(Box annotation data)
++++++++++++++++++++
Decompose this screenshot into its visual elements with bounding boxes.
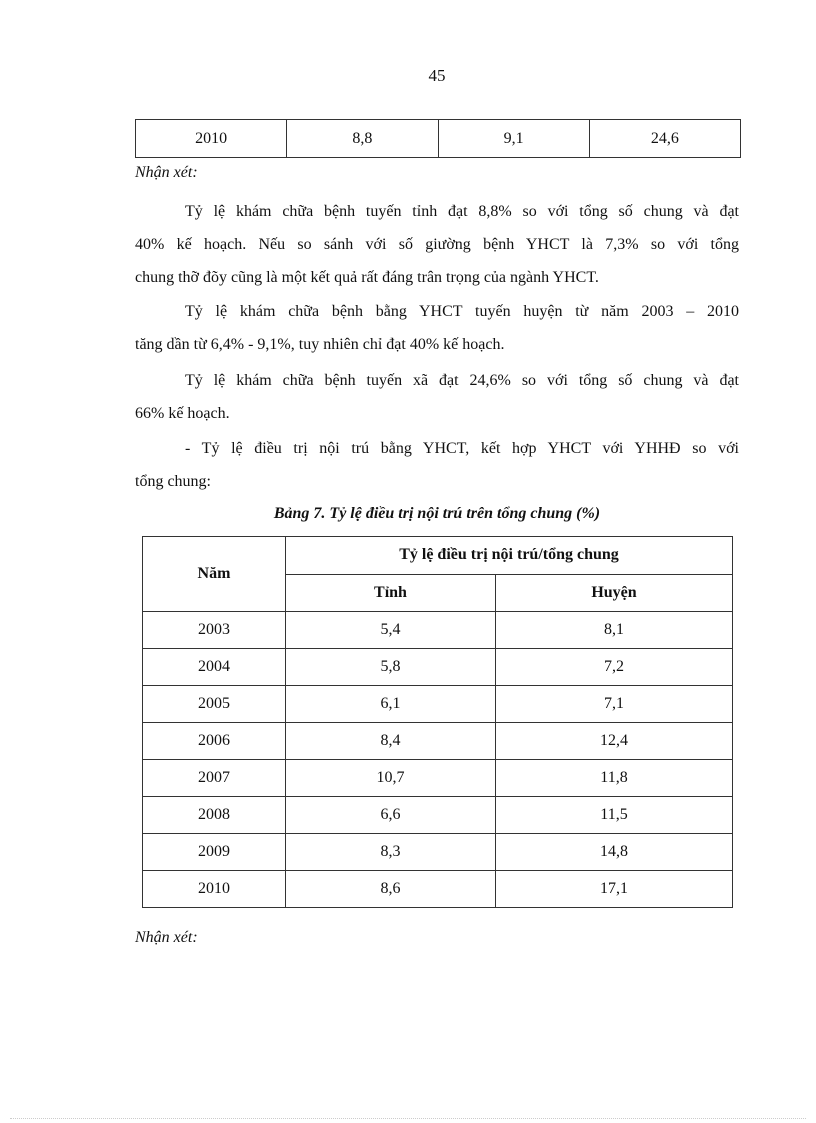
cell-year: 2010 [143,871,286,908]
paragraph-line: 66% kế hoạch. [135,405,230,422]
table-cell-year: 2010 [136,120,287,158]
cell-year: 2008 [143,797,286,834]
cell-year: 2004 [143,649,286,686]
cell-district: 11,5 [496,797,733,834]
table-row [136,120,741,158]
table-cell: 8,8 [287,120,438,158]
cell-year: 2005 [143,686,286,723]
cell-province: 6,1 [286,686,496,723]
continued-table [135,119,741,158]
table-row [143,871,733,908]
++++++++++++++++++++
Work to do: Retype every one of the rows above without any change, omitting the pictures from your answer.

Correct response:
Decompose this screenshot into its visual elements with bounding boxes.
cell-year: 2010 [143,871,286,908]
paragraph-line: 66% kế hoạch. [135,405,230,422]
table-cell-year: 2010 [136,120,287,158]
cell-year: 2008 [143,797,286,834]
cell-year: 2004 [143,649,286,686]
cell-district: 11,5 [496,797,733,834]
table-row [136,120,741,158]
table-cell: 8,8 [287,120,438,158]
cell-year: 2005 [143,686,286,723]
cell-province: 6,1 [286,686,496,723]
continued-table [135,119,741,158]
table-row [143,871,733,908]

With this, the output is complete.